PROBLEM DETAILS: Restate the entries word for word, omitting nothing.

— START —

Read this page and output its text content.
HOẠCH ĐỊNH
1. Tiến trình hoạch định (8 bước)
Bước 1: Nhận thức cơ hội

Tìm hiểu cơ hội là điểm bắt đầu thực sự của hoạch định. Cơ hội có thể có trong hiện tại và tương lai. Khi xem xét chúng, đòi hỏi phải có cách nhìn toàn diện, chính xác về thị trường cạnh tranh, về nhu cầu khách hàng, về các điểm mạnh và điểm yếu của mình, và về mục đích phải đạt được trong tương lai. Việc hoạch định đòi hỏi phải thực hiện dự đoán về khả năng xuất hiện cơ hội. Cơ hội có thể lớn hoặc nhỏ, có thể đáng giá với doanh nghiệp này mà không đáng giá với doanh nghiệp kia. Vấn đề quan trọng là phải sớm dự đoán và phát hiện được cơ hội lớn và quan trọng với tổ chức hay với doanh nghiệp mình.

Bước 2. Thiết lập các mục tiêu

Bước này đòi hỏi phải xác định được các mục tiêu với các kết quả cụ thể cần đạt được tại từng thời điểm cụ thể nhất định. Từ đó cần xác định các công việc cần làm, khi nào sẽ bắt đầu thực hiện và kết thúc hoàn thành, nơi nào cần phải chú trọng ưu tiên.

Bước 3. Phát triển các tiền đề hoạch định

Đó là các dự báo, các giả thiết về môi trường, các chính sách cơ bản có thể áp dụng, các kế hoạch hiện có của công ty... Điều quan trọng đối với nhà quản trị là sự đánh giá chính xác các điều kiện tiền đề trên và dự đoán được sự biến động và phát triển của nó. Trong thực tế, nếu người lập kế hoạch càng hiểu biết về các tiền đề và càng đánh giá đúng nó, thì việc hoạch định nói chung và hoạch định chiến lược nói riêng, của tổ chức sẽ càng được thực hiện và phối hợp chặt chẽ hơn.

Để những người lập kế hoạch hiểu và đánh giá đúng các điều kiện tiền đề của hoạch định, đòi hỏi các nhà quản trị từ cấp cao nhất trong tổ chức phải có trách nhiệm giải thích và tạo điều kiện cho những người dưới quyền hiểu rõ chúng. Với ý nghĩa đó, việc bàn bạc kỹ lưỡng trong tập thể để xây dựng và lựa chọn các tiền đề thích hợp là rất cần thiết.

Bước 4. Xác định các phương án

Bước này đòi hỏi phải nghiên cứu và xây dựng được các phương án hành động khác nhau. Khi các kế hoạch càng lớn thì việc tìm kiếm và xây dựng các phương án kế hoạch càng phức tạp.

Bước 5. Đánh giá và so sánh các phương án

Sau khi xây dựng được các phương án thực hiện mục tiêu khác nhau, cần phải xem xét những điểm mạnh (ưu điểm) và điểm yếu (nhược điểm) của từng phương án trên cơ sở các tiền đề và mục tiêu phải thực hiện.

— END —

EXERCISE SOLUTION:
Read this page and output its text content.
HOẠCH ĐỊNH
1. Tiến trình hoạch định (8 bước)
Bước 1: Nhận thức cơ hội

Tìm hiểu cơ hội là điểm bắt đầu thực sự của hoạch định. Cơ hội có thể có trong hiện tại và tương lai. Khi xem xét chúng, đòi hỏi phải có cách nhìn toàn diện, chính xác về thị trường cạnh tranh, về nhu cầu khách hàng, về các điểm mạnh và điểm yếu của mình, và về mục đích phải đạt được trong tương lai. Việc hoạch định đòi hỏi phải thực hiện dự đoán về khả năng xuất hiện cơ hội. Cơ hội có thể lớn hoặc nhỏ, có thể đáng giá với doanh nghiệp này mà không đáng giá với doanh nghiệp kia. Vấn đề quan trọng là phải sớm dự đoán và phát hiện được cơ hội lớn và quan trọng với tổ chức hay với doanh nghiệp mình.

Bước 2. Thiết lập các mục tiêu

Bước này đòi hỏi phải xác định được các mục tiêu với các kết quả cụ thể cần đạt được tại từng thời điểm cụ thể nhất định. Từ đó cần xác định các công việc cần làm, khi nào sẽ bắt đầu thực hiện và kết thúc hoàn thành, nơi nào cần phải chú trọng ưu tiên.

Bước 3. Phát triển các tiền đề hoạch định

Đó là các dự báo, các giả thiết về môi trường, các chính sách cơ bản có thể áp dụng, các kế hoạch hiện có của công ty... Điều quan trọng đối với nhà quản trị là sự đánh giá chính xác các điều kiện tiền đề trên và dự đoán được sự biến động và phát triển của nó. Trong thực tế, nếu người lập kế hoạch càng hiểu biết về các tiền đề và càng đánh giá đúng nó, thì việc hoạch định nói chung và hoạch định chiến lược nói riêng, của tổ chức sẽ càng được thực hiện và phối hợp chặt chẽ hơn.

Để những người lập kế hoạch hiểu và đánh giá đúng các điều kiện tiền đề của hoạch định, đòi hỏi các nhà quản trị từ cấp cao nhất trong tổ chức phải có trách nhiệm giải thích và tạo điều kiện cho những người dưới quyền hiểu rõ chúng. Với ý nghĩa đó, việc bàn bạc kỹ lưỡng trong tập thể để xây dựng và lựa chọn các tiền đề thích hợp là rất cần thiết.

Bước 4. Xác định các phương án

Bước này đòi hỏi phải nghiên cứu và xây dựng được các phương án hành động khác nhau. Khi các kế hoạch càng lớn thì việc tìm kiếm và xây dựng các phương án kế hoạch càng phức tạp.

Bước 5. Đánh giá và so sánh các phương án

Sau khi xây dựng được các phương án thực hiện mục tiêu khác nhau, cần phải xem xét những điểm mạnh (ưu điểm) và điểm yếu (nhược điểm) của từng phương án trên cơ sở các tiền đề và mục tiêu phải thực hiện.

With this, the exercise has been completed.